• EXERCISE AIM
From the listing below, pull out the lines that hold "personal".

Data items
■ ■ ■ ■ ■ ■ ■
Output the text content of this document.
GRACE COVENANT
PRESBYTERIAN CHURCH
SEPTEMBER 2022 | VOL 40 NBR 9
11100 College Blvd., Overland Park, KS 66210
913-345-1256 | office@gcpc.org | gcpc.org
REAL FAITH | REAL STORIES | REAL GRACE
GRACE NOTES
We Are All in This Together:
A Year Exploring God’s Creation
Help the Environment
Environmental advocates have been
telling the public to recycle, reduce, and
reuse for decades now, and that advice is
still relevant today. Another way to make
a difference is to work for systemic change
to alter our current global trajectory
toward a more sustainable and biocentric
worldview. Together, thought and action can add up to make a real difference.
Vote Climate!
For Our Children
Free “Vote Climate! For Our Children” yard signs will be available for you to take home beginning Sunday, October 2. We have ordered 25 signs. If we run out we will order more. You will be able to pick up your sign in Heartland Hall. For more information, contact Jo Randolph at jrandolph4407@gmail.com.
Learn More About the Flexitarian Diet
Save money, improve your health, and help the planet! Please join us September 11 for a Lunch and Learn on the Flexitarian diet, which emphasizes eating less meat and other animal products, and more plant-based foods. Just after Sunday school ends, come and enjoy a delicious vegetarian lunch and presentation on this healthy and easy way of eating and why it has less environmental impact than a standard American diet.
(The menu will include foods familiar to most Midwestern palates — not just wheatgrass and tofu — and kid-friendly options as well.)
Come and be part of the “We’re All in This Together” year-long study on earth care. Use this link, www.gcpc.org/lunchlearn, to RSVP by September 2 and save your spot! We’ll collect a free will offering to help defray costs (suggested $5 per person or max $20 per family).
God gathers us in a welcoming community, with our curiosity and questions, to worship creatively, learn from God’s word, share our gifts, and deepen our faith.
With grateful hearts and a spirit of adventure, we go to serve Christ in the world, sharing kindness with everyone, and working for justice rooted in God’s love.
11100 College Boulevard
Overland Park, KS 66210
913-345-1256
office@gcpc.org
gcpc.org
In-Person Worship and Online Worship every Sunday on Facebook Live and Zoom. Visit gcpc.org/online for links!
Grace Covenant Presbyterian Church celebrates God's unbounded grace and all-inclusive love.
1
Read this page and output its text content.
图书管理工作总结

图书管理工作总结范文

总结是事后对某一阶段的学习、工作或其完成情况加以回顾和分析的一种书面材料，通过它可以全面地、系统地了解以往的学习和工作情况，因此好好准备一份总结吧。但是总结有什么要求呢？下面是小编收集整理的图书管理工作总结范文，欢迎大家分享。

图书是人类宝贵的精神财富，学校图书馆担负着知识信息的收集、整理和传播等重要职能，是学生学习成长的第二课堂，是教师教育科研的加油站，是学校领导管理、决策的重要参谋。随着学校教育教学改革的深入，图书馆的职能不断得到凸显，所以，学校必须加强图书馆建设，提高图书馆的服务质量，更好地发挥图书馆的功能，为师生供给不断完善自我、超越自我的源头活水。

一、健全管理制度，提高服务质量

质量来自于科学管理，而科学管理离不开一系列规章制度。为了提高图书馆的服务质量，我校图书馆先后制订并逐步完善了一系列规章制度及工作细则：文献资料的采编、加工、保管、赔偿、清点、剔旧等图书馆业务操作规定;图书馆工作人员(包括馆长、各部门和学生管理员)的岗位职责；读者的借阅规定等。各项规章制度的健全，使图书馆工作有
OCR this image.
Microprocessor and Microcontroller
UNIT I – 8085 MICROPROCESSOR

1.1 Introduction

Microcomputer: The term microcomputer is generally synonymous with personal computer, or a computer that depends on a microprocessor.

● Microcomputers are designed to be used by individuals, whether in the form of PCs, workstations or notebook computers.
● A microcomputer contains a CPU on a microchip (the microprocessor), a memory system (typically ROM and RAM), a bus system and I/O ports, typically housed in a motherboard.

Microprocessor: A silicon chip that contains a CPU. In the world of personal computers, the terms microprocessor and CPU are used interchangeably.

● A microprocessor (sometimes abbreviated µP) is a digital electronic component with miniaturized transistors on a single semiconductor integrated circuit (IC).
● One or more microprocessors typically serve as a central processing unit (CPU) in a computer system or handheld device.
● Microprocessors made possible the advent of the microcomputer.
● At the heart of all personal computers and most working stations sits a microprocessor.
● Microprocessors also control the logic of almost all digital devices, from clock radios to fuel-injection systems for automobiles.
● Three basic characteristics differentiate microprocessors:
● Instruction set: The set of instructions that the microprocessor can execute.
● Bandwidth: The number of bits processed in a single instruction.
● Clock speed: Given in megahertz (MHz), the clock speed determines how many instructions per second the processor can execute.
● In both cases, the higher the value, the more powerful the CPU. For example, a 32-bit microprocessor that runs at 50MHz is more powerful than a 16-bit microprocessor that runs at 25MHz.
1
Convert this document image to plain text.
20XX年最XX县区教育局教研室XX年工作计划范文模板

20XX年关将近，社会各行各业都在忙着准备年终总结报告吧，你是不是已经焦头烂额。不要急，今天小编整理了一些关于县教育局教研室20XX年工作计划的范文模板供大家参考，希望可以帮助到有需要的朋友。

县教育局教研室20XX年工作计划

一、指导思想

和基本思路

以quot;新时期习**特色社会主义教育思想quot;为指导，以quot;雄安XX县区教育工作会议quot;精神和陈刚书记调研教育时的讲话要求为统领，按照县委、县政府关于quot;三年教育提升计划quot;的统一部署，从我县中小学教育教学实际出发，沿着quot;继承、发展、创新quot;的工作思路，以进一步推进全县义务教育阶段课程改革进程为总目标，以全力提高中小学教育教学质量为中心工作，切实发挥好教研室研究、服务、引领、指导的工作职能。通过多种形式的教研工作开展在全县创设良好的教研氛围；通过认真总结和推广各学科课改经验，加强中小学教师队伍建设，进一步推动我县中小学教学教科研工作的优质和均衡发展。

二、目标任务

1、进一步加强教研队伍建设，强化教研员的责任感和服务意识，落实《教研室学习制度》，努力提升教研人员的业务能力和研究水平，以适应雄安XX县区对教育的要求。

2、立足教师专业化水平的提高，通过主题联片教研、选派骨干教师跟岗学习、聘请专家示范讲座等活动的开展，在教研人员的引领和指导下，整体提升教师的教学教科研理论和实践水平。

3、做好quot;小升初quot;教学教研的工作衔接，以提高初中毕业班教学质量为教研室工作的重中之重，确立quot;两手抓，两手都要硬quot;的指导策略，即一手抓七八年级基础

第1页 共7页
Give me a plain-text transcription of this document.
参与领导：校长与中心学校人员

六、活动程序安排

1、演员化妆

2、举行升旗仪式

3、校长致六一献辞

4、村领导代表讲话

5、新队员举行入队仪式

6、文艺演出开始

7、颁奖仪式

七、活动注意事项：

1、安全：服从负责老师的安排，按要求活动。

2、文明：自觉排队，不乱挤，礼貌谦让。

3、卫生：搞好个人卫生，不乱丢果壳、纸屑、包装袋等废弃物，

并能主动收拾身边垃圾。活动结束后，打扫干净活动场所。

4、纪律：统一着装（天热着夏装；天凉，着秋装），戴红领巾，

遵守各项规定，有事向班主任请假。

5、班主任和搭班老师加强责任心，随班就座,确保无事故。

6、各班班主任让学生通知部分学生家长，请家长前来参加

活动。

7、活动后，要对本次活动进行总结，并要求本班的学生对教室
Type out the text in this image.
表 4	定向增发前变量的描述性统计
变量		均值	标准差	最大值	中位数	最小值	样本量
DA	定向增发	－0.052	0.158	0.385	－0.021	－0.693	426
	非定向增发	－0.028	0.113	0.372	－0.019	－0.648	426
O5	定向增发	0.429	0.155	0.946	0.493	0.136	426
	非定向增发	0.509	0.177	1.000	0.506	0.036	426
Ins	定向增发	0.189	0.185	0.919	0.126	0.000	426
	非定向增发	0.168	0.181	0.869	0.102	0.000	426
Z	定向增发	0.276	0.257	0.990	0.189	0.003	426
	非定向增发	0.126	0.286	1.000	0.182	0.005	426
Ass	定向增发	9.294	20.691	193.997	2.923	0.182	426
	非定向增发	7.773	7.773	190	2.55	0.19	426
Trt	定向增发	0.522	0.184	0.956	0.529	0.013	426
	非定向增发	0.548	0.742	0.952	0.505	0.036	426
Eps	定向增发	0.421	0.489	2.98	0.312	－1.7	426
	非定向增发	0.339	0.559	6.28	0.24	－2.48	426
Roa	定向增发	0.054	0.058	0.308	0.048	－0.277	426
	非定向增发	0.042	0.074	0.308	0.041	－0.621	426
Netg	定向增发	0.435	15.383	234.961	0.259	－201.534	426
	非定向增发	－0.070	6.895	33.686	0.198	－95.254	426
■ ■ ■ ■ ■ ■ ■
• SOLUTION FOR THIS EXERCISE
Microcomputer: The term microcomputer is generally synonymous with personal computer, or a computer that depends on a microprocessor.
Microprocessor: A silicon chip that contains a CPU. In the world of personal computers, the terms microprocessor and CPU are used interchangeably.
● At the heart of all personal computers and most working stations sits a microprocessor.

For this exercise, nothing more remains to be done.